▶ Exercise goal:
Arrange every item below as a two-column CSV headed description,locations. Give one row per item, with its text under description and its answer under locations. Put each field in double quotes and replace line breaks with spaces.

▶ Items from a collection:
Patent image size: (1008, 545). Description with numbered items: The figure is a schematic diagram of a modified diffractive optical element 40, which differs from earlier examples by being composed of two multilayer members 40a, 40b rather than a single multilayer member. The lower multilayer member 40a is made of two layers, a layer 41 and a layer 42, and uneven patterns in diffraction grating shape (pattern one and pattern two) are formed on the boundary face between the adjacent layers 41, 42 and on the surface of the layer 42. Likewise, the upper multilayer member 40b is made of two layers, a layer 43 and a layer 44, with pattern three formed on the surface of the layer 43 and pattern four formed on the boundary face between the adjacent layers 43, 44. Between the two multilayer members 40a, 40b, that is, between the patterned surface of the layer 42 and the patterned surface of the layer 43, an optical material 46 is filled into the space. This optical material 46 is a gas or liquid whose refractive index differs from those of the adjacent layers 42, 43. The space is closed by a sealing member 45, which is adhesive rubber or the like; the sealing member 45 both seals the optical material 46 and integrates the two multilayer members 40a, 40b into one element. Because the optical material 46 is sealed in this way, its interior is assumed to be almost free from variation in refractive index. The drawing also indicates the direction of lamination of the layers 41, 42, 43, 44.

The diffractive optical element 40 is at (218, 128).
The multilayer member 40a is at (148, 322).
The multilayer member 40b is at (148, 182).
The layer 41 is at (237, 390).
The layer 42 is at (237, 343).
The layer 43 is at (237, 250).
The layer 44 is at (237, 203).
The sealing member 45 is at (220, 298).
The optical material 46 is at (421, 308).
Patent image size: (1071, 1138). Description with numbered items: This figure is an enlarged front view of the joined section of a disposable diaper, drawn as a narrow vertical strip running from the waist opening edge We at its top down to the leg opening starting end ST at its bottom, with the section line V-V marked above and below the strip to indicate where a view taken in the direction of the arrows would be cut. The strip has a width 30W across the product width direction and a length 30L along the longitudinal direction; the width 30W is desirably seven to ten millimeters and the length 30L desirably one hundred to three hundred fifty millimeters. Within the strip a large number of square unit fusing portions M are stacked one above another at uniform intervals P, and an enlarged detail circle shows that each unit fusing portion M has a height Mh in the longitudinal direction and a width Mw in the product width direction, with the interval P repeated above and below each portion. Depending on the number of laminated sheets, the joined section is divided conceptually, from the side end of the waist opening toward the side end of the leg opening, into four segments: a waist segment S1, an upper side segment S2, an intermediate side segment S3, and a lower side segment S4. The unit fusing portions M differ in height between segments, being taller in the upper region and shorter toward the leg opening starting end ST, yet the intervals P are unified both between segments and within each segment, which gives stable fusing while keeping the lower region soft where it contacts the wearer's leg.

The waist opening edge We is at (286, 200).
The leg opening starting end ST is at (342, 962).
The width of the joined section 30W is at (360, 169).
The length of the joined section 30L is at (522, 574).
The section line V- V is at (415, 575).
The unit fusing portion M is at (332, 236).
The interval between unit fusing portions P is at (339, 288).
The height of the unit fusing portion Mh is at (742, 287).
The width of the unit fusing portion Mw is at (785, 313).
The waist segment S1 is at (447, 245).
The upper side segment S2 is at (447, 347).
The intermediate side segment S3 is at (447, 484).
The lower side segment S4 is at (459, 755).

▶ Answer to the exercise:
description,locations
"Patent image size: (1008, 545). Description with numbered items: The figure is a schematic diagram of a modified diffractive optical element 40, which differs from earlier examples by being composed of two multilayer members 40a, 40b rather than a single multilayer member. The lower multilayer member 40a is made of two layers, a layer 41 and a layer 42, and uneven patterns in diffraction grating shape (pattern one and pattern two) are formed on the boundary face between the adjacent layers 41, 42 and on the surface of the layer 42. Likewise, the upper multilayer member 40b is made of two layers, a layer 43 and a layer 44, with pattern three formed on the surface of the layer 43 and pattern four formed on the boundary face between the adjacent layers 43, 44. Between the two multilayer members 40a, 40b, that is, between the patterned surface of the layer 42 and the patterned surface of the layer 43, an optical material 46 is filled into the space. This optical material 46 is a gas or liquid whose refractive index differs from those of the adjacent layers 42, 43. The space is closed by a sealing member 45, which is adhesive rubber or the like; the sealing member 45 both seals the optical material 46 and integrates the two multilayer members 40a, 40b into one element. Because the optical material 46 is sealed in this way, its interior is assumed to be almost free from variation in refractive index. The drawing also indicates the direction of lamination of the layers 41, 42, 43, 44.","The diffractive optical element 40 is at (218, 128). The multilayer member 40a is at (148, 322). The multilayer member 40b is at (148, 182). The layer 41 is at (237, 390). The layer 42 is at (237, 343). The layer 43 is at (237, 250). The layer 44 is at (237, 203). The sealing member 45 is at (220, 298). The optical material 46 is at (421, 308)."
"Patent image size: (1071, 1138). Description with numbered items: This figure is an enlarged front view of the joined section of a disposable diaper, drawn as a narrow vertical strip running from the waist opening edge We at its top down to the leg opening starting end ST at its bottom, with the section line V-V marked above and below the strip to indicate where a view taken in the direction of the arrows would be cut. The strip has a width 30W across the product width direction and a length 30L along the longitudinal direction; the width 30W is desirably seven to ten millimeters and the length 30L desirably one hundred to three hundred fifty millimeters. Within the strip a large number of square unit fusing portions M are stacked one above another at uniform intervals P, and an enlarged detail circle shows that each unit fusing portion M has a height Mh in the longitudinal direction and a width Mw in the product width direction, with the interval P repeated above and below each portion. Depending on the number of laminated sheets, the joined section is divided conceptually, from the side end of the waist opening toward the side end of the leg opening, into four segments: a waist segment S1, an upper side segment S2, an intermediate side segment S3, and a lower side segment S4. The unit fusing portions M differ in height between segments, being taller in the upper region and shorter toward the leg opening starting end ST, yet the intervals P are unified both between segments and within each segment, which gives stable fusing while keeping the lower region soft where it contacts the wearer's leg.","The waist opening edge We is at (286, 200). The leg opening starting end ST is at (342, 962). The width of the joined section 30W is at (360, 169). The length of the joined section 30L is at (522, 574). The section line V- V is at (415, 575). The unit fusing portion M is at (332, 236). The interval between unit fusing portions P is at (339, 288). The height of the unit fusing portion Mh is at (742, 287). The width of the unit fusing portion Mw is at (785, 313). The waist segment S1 is at (447, 245). The upper side segment S2 is at (447, 347). The intermediate side segment S3 is at (447, 484). The lower side segment S4 is at (459, 755)."